Work to do: Convert every line of the listing into a JSON list of strings, one string per line, omitting blank lines and the picture.

Annotated element listing:
━━━━━━
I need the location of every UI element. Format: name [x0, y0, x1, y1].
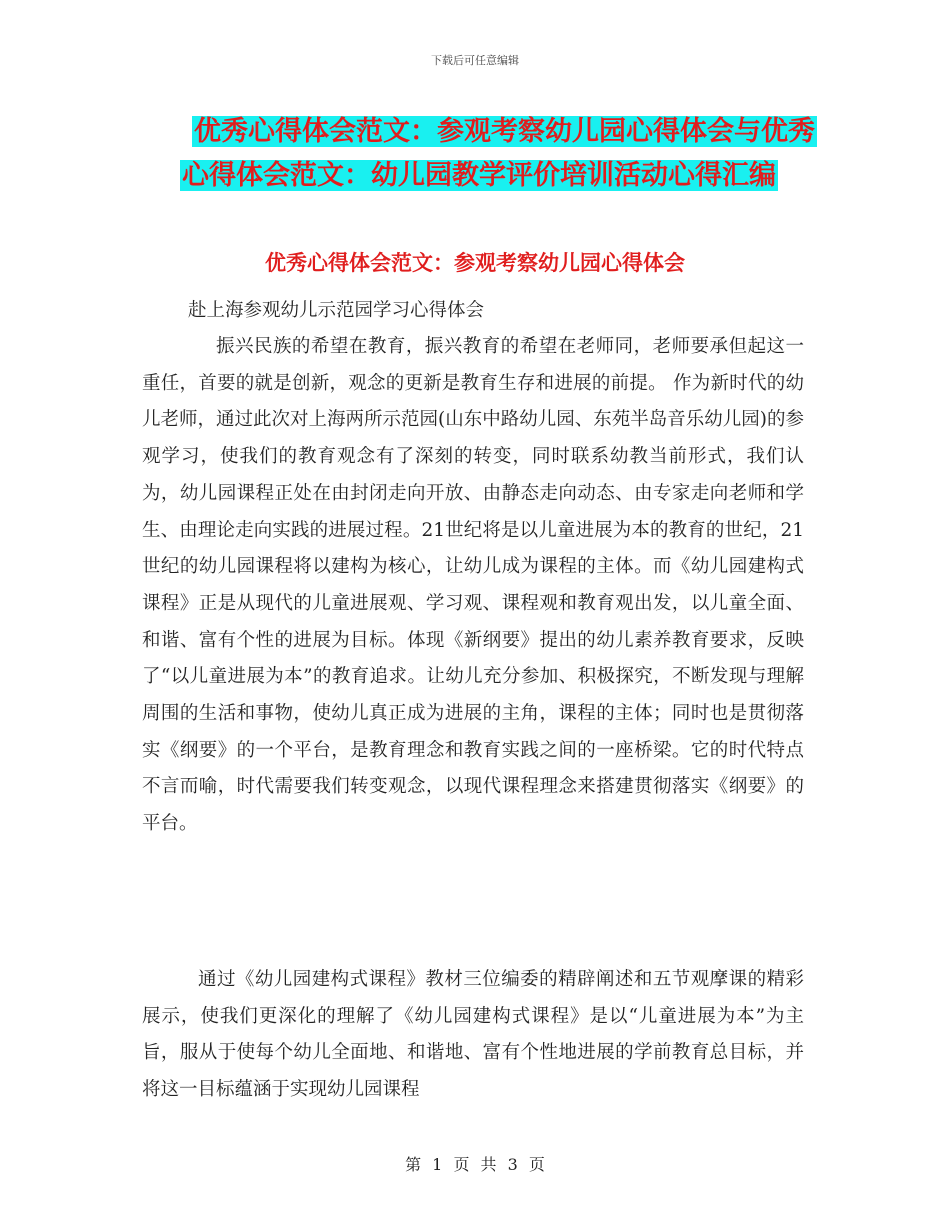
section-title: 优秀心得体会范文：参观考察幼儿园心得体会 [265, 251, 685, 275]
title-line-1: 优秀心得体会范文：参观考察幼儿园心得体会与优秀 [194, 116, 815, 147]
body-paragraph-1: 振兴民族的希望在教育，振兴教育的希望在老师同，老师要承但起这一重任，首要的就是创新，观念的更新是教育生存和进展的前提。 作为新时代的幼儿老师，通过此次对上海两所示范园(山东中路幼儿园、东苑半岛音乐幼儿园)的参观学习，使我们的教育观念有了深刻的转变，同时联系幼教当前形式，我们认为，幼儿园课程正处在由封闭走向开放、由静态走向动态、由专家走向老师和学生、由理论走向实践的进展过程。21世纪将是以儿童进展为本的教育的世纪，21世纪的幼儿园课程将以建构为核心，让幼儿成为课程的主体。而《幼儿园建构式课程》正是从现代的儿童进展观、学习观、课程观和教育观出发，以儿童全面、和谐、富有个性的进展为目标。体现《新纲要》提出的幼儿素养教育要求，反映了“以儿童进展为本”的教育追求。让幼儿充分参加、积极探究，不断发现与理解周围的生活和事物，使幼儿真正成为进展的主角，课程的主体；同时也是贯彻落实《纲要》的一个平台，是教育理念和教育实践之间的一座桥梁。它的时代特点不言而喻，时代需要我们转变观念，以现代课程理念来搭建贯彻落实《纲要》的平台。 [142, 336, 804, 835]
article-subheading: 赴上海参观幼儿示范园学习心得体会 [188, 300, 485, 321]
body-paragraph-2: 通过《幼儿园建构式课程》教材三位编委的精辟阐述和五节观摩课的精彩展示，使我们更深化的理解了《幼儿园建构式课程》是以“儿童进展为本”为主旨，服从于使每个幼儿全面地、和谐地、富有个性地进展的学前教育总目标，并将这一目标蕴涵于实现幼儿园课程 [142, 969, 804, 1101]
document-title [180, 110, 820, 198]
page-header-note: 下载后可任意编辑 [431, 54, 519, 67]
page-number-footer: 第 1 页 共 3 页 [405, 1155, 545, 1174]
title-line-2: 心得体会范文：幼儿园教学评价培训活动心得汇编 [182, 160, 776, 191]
━━━━━━
Response below:
[
  "I need the location of every UI element. Format: name [x0, y0, x1, y1].",
  "section-title: 优秀心得体会范文：参观考察幼儿园心得体会 [265, 251, 685, 275]",
  "title-line-1: 优秀心得体会范文：参观考察幼儿园心得体会与优秀 [194, 116, 815, 147]",
  "body-paragraph-1: 振兴民族的希望在教育，振兴教育的希望在老师同，老师要承但起这一重任，首要的就是创新，观念的更新是教育生存和进展的前提。 作为新时代的幼儿老师，通过此次对上海两所示范园(山东中路幼儿园、东苑半岛音乐幼儿园)的参观学习，使我们的教育观念有了深刻的转变，同时联系幼教当前形式，我们认为，幼儿园课程正处在由封闭走向开放、由静态走向动态、由专家走向老师和学生、由理论走向实践的进展过程。21世纪将是以儿童进展为本的教育的世纪，21世纪的幼儿园课程将以建构为核心，让幼儿成为课程的主体。而《幼儿园建构式课程》正是从现代的儿童进展观、学习观、课程观和教育观出发，以儿童全面、和谐、富有个性的进展为目标。体现《新纲要》提出的幼儿素养教育要求，反映了“以儿童进展为本”的教育追求。让幼儿充分参加、积极探究，不断发现与理解周围的生活和事物，使幼儿真正成为进展的主角，课程的主体；同时也是贯彻落实《纲要》的一个平台，是教育理念和教育实践之间的一座桥梁。它的时代特点不言而喻，时代需要我们转变观念，以现代课程理念来搭建贯彻落实《纲要》的平台。 [142, 336, 804, 835]",
  "article-subheading: 赴上海参观幼儿示范园学习心得体会 [188, 300, 485, 321]",
  "body-paragraph-2: 通过《幼儿园建构式课程》教材三位编委的精辟阐述和五节观摩课的精彩展示，使我们更深化的理解了《幼儿园建构式课程》是以“儿童进展为本”为主旨，服从于使每个幼儿全面地、和谐地、富有个性地进展的学前教育总目标，并将这一目标蕴涵于实现幼儿园课程 [142, 969, 804, 1101]",
  "document-title [180, 110, 820, 198]",
  "page-header-note: 下载后可任意编辑 [431, 54, 519, 67]",
  "page-number-footer: 第 1 页 共 3 页 [405, 1155, 545, 1174]",
  "title-line-2: 心得体会范文：幼儿园教学评价培训活动心得汇编 [182, 160, 776, 191]"
]